- _WHAT IS REQUIRED_
Counting only lines that hold "have", give the total and nothing more.

─── DATASET ROWS

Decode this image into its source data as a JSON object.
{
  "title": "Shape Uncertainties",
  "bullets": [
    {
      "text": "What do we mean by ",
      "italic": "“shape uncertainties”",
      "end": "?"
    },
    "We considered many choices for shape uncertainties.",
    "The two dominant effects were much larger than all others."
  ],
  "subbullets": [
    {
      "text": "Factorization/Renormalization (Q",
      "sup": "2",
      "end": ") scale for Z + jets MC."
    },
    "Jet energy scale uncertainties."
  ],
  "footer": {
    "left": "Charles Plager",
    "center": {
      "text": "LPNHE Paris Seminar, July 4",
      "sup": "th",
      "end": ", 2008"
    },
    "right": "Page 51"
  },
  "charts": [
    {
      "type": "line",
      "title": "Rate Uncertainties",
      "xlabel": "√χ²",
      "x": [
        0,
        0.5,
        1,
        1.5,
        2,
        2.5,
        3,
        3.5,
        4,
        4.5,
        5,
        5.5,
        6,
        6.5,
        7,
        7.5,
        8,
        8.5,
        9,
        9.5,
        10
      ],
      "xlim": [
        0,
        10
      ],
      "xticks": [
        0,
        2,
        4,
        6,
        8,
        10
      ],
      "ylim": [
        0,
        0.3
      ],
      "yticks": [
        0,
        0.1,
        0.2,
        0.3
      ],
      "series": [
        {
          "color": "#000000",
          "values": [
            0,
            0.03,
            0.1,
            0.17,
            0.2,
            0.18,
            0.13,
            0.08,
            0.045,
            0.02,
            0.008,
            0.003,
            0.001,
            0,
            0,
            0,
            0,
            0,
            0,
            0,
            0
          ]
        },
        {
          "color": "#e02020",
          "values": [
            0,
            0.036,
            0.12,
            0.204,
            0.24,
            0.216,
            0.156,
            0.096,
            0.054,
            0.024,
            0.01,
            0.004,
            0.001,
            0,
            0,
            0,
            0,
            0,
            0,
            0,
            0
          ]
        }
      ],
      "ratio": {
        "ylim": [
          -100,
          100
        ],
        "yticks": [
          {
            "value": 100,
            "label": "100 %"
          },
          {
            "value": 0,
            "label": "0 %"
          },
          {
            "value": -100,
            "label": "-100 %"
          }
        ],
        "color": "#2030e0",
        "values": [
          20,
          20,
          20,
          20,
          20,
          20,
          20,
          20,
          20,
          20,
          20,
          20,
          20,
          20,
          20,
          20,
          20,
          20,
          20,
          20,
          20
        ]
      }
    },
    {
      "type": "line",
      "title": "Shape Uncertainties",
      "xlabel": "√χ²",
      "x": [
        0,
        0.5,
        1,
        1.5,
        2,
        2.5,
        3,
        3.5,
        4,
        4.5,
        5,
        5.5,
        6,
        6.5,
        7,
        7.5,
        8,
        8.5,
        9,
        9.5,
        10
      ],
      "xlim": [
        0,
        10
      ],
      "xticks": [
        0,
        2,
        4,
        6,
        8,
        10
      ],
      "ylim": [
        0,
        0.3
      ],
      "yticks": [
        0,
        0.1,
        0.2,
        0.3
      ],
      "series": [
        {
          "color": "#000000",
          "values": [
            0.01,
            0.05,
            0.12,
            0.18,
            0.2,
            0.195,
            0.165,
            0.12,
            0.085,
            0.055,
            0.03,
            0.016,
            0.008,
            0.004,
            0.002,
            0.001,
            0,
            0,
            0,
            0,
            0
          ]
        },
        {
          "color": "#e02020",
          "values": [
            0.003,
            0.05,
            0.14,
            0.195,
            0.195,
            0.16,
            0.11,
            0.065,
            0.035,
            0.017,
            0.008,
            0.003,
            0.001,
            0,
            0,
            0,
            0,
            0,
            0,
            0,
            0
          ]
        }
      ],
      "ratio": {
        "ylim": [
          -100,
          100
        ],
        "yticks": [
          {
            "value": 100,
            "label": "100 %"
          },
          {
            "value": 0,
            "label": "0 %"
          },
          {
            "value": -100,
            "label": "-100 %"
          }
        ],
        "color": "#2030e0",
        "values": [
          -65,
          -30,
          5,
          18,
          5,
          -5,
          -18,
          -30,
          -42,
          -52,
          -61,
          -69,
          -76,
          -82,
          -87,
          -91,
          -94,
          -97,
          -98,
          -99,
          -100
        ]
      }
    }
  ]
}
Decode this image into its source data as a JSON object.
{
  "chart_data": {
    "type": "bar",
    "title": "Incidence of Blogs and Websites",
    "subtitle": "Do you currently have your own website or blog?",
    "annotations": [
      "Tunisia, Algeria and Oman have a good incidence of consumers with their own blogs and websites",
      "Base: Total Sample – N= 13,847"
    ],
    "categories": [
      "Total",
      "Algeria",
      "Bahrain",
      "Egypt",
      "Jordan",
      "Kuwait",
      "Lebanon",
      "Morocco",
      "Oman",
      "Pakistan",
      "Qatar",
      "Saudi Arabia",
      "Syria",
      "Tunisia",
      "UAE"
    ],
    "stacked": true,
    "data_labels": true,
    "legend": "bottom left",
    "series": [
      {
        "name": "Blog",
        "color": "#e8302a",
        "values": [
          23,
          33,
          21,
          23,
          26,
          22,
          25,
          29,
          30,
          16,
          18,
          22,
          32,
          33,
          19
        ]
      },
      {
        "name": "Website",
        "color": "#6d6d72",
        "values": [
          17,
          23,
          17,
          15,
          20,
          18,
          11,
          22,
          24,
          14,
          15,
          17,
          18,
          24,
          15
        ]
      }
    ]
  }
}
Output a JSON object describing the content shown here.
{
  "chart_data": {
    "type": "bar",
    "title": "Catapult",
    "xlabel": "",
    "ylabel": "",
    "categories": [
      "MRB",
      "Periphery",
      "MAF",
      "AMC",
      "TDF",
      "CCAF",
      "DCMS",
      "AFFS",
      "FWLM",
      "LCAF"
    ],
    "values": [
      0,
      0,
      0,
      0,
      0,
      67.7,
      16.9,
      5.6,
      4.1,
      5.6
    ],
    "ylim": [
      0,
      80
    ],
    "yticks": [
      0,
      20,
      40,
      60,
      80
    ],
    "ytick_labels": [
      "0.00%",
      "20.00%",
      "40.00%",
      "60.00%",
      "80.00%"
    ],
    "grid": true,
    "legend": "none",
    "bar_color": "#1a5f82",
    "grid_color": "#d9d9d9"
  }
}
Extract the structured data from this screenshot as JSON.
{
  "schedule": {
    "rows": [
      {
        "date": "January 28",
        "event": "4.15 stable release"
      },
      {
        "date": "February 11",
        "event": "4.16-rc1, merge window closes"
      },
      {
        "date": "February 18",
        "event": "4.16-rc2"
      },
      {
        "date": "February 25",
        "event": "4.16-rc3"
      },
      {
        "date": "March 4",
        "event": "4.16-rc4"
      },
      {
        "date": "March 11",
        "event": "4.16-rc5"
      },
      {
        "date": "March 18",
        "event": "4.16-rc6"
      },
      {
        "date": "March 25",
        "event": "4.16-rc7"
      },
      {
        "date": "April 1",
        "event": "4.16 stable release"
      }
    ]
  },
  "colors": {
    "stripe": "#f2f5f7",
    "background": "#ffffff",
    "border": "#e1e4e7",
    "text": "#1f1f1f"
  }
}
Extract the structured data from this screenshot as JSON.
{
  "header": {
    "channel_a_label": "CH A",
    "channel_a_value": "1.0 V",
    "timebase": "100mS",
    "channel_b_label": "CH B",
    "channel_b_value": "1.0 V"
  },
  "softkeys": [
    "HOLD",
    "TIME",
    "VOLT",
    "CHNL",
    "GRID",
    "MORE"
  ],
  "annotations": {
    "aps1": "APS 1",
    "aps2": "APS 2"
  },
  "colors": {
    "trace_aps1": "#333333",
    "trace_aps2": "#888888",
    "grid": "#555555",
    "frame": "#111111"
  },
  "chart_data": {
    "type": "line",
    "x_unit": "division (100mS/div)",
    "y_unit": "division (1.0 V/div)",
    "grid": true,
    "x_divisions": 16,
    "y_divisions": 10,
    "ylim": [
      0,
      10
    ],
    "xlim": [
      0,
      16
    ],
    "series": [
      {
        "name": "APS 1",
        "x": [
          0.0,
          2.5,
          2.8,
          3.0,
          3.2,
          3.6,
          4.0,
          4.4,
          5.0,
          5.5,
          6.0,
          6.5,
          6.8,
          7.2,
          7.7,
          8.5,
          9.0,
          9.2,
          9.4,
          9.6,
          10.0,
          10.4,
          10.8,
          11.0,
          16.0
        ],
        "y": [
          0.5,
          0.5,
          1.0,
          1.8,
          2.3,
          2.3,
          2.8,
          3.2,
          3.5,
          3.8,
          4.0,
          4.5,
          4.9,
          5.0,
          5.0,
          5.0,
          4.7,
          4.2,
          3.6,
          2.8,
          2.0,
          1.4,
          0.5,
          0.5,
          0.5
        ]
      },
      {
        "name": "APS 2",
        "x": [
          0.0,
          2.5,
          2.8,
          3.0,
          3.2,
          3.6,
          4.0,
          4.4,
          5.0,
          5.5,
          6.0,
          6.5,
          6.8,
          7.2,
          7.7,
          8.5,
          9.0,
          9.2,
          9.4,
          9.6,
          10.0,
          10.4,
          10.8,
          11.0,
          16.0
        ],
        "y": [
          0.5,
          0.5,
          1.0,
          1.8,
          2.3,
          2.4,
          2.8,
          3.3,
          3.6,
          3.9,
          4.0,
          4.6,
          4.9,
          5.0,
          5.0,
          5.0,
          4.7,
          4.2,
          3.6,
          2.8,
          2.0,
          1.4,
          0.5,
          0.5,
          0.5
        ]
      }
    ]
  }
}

──────

- _OUTPUT OF THE EXERCISE_
2